Instruction » Transcribe the listing below word for word.

Data to process »
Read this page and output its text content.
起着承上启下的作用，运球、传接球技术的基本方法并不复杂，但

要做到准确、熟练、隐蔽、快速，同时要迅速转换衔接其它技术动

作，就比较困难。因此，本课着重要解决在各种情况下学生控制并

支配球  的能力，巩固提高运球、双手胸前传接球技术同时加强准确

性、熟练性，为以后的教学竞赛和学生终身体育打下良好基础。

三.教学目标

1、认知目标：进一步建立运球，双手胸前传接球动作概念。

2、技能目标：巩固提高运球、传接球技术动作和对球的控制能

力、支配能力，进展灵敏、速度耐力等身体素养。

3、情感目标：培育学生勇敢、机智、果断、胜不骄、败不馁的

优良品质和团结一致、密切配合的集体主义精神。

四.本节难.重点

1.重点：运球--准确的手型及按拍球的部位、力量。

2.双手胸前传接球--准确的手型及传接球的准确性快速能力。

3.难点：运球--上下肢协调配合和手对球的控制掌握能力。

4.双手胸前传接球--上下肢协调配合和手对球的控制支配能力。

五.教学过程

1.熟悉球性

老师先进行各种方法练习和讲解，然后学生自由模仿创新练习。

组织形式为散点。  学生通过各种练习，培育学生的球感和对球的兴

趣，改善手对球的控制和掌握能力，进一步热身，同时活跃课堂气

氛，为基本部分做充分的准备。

Reply »
Read this page and output its text content.
起着承上启下的作用，运球、传接球技术的基本方法并不复杂，但

要做到准确、熟练、隐蔽、快速，同时要迅速转换衔接其它技术动

作，就比较困难。因此，本课着重要解决在各种情况下学生控制并

支配球  的能力，巩固提高运球、双手胸前传接球技术同时加强准确

性、熟练性，为以后的教学竞赛和学生终身体育打下良好基础。

三.教学目标

1、认知目标：进一步建立运球，双手胸前传接球动作概念。

2、技能目标：巩固提高运球、传接球技术动作和对球的控制能

力、支配能力，进展灵敏、速度耐力等身体素养。

3、情感目标：培育学生勇敢、机智、果断、胜不骄、败不馁的

优良品质和团结一致、密切配合的集体主义精神。

四.本节难.重点

1.重点：运球--准确的手型及按拍球的部位、力量。

2.双手胸前传接球--准确的手型及传接球的准确性快速能力。

3.难点：运球--上下肢协调配合和手对球的控制掌握能力。

4.双手胸前传接球--上下肢协调配合和手对球的控制支配能力。

五.教学过程

1.熟悉球性

老师先进行各种方法练习和讲解，然后学生自由模仿创新练习。

组织形式为散点。  学生通过各种练习，培育学生的球感和对球的兴

趣，改善手对球的控制和掌握能力，进一步热身，同时活跃课堂气

氛，为基本部分做充分的准备。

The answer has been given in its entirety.